課題一覧
**A.** 運指についての抜粋のうち、「という流れで deko(re-syon)4378 で練習していました。」から始まり「標準運指にしか見えませんが、私の基本運指は o8 なのでこれは「私にとっては」最適化となります。」まで続く部分を、一字一句変えずに返してください。
**B.** 運指についての抜粋で、io・oi の最適化を英文にも適用できる例として挙げられている英単語をすべて列挙してください。

━━━ 提供された抜粋

最適化初心者の私が自然にこれを思い付くはずもなく、元々は de43 を練習していて

と思い試しに「デコレーション」を追加してみたのがきっかけでした。 これもいくつか運指を検討した結果、

  • dec はむり、っていうか遅い
  • ko89 は (私の場合) 直後の - が 9 なので繋げづらい
  • ko78 かな...

という流れで deko(re-syon)4378 で練習していました。

するとしばらく経って、oko878 が自然に使えるようになっていることに気付きました。 当初は oko のときだけ最適化できていた*7のですが、 徐々に ko78 や ok87 でも使えるようになっていきました。

また k7 の感覚を覚えたことで、ki78 も導入してみようという気持ちになり、「できる」も追加しました。*8
こちらは指の形が辛く最初は慣れなかったものの、oko878 の感覚でまず iki878 が、追って ik87, ki78 も徐々に反応できるようになりました。

io89

標準運指にしか見えませんが、私の基本運指は o8 なのでこれは「私にとっては」最適化となります。

これについては特段個別の練習をした記憶はないのですが、umu, oko などと同様にまず ioi898 (nioi) で自然に指が出るようになり、 そこから徐々に io89, oi98 単体でも使えるようになっていったと記憶しています。

io, oi ともに語末に多く(sutajio, hitosio, hiroi, omoi など) 、また母音連続のためかこの部分をパターンとして認識しやすく、慣れるまでの時間は比較的短かったです。 また英文にも適用箇所が多く (station, national, coin など) これもかなり費用対効果が高かったです。

ただ、個別練習を行っていないためか一部の文字列中ではまだ最適化を適用できていません。たとえば

  • otioti (oti x 2 と認識してしまうため真ん中の io をかたまりとして認識できない)
  • iou (これまで使ってなかった指の形なので窮屈に感じる)
  • oil, lion (o ⇔ l の移動が狭く無意識に避けている)

あたりです。これらの最適化を習得するには y 同様個別の練習が必要になると思われます。

その他の最適化

deredere4343、burabura78417841、hurahura78417841 については、これら特定の文字列に対しては稀に適用できるようになったものの、 d4, bu78, hu78 の習得にはそれぞれ至りませんでした。*9

また tanjican41789417 については完全に TypeLighter でしか打てないままに終わりました。

━━━━━━
━━━ 表示データ

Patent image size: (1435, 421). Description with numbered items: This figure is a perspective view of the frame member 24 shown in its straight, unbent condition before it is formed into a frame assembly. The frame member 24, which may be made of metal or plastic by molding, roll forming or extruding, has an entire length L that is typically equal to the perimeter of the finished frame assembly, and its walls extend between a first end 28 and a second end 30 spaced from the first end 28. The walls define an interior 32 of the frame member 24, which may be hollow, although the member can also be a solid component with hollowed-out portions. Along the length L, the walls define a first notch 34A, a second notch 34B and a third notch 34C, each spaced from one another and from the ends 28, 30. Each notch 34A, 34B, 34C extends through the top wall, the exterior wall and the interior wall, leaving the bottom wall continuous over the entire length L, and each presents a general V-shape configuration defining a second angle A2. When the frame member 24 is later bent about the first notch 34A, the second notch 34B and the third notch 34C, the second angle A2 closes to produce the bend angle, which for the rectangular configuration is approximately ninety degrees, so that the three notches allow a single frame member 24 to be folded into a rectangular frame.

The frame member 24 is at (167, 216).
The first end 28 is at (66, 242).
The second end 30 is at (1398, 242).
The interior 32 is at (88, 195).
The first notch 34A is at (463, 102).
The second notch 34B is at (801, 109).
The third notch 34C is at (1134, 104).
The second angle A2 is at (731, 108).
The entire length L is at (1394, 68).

━━━━━━

課題の解答
**A.**
という流れで deko(re-syon)4378 で練習していました。

するとしばらく経って、oko878 が自然に使えるようになっていることに気付きました。 当初は oko のときだけ最適化できていた*7のですが、 徐々に ko78 や ok87 でも使えるようになっていきました。

また k7 の感覚を覚えたことで、ki78 も導入してみようという気持ちになり、「できる」も追加しました。*8
こちらは指の形が辛く最初は慣れなかったものの、oko878 の感覚でまず iki878 が、追って ik87, ki78 も徐々に反応できるようになりました。

io89

標準運指にしか見えませんが、私の基本運指は o8 なのでこれは「私にとっては」最適化となります。

**B.** station、national、coin